_Direction_. Using the listing below, copy every line that mentions "battery".
═══ Data for processing ═══
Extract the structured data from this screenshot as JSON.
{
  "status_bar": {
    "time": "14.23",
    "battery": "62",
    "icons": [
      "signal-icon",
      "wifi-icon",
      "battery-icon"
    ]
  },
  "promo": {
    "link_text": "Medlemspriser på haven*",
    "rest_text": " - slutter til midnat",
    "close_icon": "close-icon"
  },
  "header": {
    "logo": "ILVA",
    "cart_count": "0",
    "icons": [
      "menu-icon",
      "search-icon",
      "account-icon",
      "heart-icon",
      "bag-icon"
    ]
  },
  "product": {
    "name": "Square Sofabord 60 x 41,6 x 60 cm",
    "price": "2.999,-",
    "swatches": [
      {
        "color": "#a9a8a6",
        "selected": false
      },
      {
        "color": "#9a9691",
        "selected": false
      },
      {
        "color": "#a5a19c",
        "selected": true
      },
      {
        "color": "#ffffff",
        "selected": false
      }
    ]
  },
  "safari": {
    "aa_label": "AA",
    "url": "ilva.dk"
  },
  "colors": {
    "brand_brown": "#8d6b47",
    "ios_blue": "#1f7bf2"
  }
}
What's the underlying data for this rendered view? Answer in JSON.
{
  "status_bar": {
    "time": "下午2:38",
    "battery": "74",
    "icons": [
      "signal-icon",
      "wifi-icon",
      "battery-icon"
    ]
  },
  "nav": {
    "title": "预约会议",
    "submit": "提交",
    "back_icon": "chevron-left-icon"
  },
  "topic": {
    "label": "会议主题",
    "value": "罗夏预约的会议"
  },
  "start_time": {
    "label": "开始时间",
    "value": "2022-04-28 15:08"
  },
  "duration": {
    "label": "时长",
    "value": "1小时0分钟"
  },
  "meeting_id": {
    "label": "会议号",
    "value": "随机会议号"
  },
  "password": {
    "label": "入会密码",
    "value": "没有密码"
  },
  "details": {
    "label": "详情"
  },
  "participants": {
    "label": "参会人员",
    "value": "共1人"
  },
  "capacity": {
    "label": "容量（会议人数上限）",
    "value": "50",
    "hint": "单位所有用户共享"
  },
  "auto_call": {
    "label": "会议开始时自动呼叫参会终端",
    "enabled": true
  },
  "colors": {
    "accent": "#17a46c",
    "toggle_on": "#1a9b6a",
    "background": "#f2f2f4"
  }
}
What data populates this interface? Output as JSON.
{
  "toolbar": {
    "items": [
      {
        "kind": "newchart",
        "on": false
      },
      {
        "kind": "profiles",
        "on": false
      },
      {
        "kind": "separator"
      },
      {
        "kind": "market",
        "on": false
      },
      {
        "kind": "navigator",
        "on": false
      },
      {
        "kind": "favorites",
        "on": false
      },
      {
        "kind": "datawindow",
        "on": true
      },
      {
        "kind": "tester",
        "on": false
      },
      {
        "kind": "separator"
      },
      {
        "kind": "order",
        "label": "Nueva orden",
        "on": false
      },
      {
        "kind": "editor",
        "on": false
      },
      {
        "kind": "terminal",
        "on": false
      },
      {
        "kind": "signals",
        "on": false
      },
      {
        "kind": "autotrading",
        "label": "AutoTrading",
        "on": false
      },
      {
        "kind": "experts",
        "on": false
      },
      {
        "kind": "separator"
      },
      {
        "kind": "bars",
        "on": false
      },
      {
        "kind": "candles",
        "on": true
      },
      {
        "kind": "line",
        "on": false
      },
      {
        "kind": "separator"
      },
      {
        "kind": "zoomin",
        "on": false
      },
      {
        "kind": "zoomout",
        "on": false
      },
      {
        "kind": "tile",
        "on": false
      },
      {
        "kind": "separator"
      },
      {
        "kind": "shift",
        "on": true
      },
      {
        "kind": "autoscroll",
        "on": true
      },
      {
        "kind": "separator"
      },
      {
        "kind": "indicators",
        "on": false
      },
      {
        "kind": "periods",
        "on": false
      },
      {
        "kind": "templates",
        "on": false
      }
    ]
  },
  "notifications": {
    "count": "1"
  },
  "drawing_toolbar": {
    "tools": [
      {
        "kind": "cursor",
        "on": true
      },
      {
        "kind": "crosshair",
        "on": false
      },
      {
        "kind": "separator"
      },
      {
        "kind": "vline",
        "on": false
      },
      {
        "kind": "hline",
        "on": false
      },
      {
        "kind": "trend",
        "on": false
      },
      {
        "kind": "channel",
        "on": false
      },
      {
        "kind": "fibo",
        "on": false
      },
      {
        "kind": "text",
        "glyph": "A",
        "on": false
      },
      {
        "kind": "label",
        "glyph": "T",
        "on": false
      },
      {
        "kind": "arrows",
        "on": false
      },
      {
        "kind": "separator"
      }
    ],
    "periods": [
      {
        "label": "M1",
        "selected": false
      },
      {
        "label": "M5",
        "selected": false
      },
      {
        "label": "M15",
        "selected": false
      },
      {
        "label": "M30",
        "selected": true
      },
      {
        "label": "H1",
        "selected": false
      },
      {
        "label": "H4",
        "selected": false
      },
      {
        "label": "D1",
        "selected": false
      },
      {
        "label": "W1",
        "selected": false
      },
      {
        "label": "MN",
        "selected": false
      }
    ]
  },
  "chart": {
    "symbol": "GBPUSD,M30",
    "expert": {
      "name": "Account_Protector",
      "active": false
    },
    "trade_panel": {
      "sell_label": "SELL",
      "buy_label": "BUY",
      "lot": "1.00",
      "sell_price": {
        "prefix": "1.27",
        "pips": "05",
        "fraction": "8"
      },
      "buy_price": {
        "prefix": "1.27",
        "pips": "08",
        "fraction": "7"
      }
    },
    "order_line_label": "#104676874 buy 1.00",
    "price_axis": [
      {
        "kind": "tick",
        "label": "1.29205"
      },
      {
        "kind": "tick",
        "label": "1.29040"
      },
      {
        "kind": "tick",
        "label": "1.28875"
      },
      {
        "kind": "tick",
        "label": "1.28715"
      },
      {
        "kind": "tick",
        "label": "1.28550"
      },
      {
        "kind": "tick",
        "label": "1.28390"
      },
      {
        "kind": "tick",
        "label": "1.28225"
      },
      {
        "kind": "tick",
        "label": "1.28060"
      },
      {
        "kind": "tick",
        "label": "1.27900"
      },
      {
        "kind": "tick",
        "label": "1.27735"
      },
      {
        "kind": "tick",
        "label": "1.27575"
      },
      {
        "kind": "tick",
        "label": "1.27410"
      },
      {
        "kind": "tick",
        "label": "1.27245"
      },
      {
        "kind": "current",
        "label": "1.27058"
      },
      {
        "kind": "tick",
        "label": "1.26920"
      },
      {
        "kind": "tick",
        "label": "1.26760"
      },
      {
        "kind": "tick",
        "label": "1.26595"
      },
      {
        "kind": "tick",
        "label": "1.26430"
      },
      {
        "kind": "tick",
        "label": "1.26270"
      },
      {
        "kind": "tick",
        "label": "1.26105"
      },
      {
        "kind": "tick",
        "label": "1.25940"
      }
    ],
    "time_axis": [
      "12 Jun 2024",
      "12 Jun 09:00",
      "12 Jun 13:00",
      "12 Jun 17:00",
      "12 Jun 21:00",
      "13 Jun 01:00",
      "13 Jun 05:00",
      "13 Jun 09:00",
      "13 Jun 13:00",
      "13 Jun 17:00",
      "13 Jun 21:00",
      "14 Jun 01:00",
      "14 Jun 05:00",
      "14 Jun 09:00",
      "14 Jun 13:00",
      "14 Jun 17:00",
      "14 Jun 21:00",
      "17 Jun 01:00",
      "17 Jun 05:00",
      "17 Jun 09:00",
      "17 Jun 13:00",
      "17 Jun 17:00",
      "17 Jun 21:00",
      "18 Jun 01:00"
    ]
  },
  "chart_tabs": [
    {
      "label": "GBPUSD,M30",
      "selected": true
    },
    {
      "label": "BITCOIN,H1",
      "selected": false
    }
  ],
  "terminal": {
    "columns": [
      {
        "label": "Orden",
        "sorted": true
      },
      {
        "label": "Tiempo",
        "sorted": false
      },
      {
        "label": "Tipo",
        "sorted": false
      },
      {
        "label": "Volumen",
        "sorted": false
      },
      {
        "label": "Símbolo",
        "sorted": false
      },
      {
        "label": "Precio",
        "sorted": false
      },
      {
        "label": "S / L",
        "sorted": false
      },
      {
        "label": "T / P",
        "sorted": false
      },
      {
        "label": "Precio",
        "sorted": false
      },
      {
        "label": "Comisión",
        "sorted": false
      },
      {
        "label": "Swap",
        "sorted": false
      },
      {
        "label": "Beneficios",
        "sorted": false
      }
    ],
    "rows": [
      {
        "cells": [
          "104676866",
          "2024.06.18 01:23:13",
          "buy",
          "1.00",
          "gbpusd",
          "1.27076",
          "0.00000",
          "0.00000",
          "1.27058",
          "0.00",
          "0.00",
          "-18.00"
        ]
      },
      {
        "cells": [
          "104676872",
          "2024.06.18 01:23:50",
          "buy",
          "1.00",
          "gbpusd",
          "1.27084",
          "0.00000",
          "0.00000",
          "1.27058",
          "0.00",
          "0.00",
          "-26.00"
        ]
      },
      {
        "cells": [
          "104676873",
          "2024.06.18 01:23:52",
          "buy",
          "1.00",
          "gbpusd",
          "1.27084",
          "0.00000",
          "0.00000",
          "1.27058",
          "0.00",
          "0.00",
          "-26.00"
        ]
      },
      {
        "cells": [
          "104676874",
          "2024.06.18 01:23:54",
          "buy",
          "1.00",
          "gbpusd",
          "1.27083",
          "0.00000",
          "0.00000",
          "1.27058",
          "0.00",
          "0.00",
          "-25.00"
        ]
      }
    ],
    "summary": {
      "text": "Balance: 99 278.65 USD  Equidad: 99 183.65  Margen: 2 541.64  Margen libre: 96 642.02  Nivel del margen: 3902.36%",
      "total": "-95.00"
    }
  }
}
═══
_Task result_.
    "battery": "62",
      "battery-icon"
    "battery": "74",
      "battery-icon"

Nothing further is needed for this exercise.